[begin Provided records]

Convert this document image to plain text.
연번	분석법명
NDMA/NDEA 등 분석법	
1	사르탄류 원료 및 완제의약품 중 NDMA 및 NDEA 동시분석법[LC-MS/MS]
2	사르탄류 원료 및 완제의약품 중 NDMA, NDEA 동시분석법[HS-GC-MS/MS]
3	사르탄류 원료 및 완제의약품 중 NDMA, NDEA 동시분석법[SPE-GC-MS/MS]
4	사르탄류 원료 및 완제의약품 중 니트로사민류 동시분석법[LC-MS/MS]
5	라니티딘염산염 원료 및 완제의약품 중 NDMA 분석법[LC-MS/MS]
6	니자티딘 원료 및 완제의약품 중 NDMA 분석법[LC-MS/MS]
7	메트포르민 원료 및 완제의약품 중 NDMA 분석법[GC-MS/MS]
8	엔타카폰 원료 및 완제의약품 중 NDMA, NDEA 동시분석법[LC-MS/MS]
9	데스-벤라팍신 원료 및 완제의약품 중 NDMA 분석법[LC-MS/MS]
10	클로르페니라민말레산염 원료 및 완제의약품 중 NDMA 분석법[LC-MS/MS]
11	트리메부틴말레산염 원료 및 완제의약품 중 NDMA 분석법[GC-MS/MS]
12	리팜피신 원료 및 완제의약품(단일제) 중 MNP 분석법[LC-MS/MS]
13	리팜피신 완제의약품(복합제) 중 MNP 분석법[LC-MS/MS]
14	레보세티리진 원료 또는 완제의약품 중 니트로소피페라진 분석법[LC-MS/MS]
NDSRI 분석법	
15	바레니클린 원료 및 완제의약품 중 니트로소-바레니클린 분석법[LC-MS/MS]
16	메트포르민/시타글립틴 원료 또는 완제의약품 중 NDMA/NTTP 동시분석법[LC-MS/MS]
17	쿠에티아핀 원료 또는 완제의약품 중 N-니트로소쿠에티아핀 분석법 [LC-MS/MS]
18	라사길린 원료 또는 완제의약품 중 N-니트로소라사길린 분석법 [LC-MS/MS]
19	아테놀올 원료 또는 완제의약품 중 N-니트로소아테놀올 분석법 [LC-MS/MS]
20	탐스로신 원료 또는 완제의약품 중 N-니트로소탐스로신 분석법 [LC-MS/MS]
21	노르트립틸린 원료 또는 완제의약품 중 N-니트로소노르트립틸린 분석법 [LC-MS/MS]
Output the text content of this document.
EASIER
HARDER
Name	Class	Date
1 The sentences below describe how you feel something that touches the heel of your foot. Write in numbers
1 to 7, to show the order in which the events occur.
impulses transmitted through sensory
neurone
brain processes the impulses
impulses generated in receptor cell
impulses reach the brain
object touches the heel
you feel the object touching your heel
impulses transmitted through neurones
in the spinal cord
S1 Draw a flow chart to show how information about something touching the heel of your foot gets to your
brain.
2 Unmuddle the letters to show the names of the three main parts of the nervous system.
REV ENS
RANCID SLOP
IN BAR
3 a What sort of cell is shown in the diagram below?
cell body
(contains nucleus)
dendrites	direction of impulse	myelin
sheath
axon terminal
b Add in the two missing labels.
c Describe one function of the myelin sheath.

[end Provided records]

- [Task statement]
Every entry must be output again, exactly as written above.

- [Answer to the task]
Convert this document image to plain text.
연번	분석법명
NDMA/NDEA 등 분석법	
1	사르탄류 원료 및 완제의약품 중 NDMA 및 NDEA 동시분석법[LC-MS/MS]
2	사르탄류 원료 및 완제의약품 중 NDMA, NDEA 동시분석법[HS-GC-MS/MS]
3	사르탄류 원료 및 완제의약품 중 NDMA, NDEA 동시분석법[SPE-GC-MS/MS]
4	사르탄류 원료 및 완제의약품 중 니트로사민류 동시분석법[LC-MS/MS]
5	라니티딘염산염 원료 및 완제의약품 중 NDMA 분석법[LC-MS/MS]
6	니자티딘 원료 및 완제의약품 중 NDMA 분석법[LC-MS/MS]
7	메트포르민 원료 및 완제의약품 중 NDMA 분석법[GC-MS/MS]
8	엔타카폰 원료 및 완제의약품 중 NDMA, NDEA 동시분석법[LC-MS/MS]
9	데스-벤라팍신 원료 및 완제의약품 중 NDMA 분석법[LC-MS/MS]
10	클로르페니라민말레산염 원료 및 완제의약품 중 NDMA 분석법[LC-MS/MS]
11	트리메부틴말레산염 원료 및 완제의약품 중 NDMA 분석법[GC-MS/MS]
12	리팜피신 원료 및 완제의약품(단일제) 중 MNP 분석법[LC-MS/MS]
13	리팜피신 완제의약품(복합제) 중 MNP 분석법[LC-MS/MS]
14	레보세티리진 원료 또는 완제의약품 중 니트로소피페라진 분석법[LC-MS/MS]
NDSRI 분석법	
15	바레니클린 원료 및 완제의약품 중 니트로소-바레니클린 분석법[LC-MS/MS]
16	메트포르민/시타글립틴 원료 또는 완제의약품 중 NDMA/NTTP 동시분석법[LC-MS/MS]
17	쿠에티아핀 원료 또는 완제의약품 중 N-니트로소쿠에티아핀 분석법 [LC-MS/MS]
18	라사길린 원료 또는 완제의약품 중 N-니트로소라사길린 분석법 [LC-MS/MS]
19	아테놀올 원료 또는 완제의약품 중 N-니트로소아테놀올 분석법 [LC-MS/MS]
20	탐스로신 원료 또는 완제의약품 중 N-니트로소탐스로신 분석법 [LC-MS/MS]
21	노르트립틸린 원료 또는 완제의약품 중 N-니트로소노르트립틸린 분석법 [LC-MS/MS]
Output the text content of this document.
EASIER
HARDER
Name	Class	Date
1 The sentences below describe how you feel something that touches the heel of your foot. Write in numbers
1 to 7, to show the order in which the events occur.
impulses transmitted through sensory
neurone
brain processes the impulses
impulses generated in receptor cell
impulses reach the brain
object touches the heel
you feel the object touching your heel
impulses transmitted through neurones
in the spinal cord
S1 Draw a flow chart to show how information about something touching the heel of your foot gets to your
brain.
2 Unmuddle the letters to show the names of the three main parts of the nervous system.
REV ENS
RANCID SLOP
IN BAR
3 a What sort of cell is shown in the diagram below?
cell body
(contains nucleus)
dendrites	direction of impulse	myelin
sheath
axon terminal
b Add in the two missing labels.
c Describe one function of the myelin sheath.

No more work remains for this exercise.